Present each line of the entries below that holds the word "laddat".

╭──

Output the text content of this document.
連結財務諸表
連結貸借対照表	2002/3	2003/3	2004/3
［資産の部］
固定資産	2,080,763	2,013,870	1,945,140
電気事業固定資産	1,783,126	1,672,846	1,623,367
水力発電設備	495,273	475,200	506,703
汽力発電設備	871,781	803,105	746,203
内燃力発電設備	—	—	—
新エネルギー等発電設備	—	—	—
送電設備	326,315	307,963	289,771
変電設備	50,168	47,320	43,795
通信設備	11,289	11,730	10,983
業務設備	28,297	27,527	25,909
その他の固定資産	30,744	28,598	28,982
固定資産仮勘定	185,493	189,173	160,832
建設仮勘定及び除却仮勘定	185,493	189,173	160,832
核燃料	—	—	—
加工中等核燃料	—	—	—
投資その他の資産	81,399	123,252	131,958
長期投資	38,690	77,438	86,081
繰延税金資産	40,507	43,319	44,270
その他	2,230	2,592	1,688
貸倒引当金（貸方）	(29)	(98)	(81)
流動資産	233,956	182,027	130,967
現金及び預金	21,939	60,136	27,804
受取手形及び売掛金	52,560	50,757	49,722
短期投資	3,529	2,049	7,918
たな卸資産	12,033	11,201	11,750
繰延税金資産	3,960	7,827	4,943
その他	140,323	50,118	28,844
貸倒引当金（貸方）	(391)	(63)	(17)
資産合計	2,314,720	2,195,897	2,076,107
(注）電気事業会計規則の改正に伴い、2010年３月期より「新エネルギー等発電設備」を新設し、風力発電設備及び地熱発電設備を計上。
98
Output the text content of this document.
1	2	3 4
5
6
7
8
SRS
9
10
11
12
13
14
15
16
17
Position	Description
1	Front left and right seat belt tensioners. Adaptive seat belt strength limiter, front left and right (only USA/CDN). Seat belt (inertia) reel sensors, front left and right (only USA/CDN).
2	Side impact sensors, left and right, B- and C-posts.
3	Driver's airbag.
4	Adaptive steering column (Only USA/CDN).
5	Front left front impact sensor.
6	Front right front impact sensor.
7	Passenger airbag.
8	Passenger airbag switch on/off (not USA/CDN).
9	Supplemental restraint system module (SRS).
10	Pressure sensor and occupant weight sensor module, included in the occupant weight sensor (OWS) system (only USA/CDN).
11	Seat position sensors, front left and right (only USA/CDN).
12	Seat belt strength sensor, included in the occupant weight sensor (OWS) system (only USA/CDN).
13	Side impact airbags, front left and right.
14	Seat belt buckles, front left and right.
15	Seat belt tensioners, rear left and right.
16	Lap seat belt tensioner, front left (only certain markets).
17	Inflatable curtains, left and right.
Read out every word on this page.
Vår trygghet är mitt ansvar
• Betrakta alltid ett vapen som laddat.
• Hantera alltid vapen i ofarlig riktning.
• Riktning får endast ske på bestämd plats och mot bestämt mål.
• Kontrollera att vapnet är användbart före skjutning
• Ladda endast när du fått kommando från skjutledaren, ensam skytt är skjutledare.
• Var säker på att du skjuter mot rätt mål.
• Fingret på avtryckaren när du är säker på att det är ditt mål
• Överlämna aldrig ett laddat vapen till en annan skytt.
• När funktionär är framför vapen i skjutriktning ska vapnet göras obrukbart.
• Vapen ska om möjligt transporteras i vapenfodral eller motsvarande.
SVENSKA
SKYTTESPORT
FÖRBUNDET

╰──

Worked answer →
• Betrakta alltid ett vapen som laddat.
• Överlämna aldrig ett laddat vapen till en annan skytt.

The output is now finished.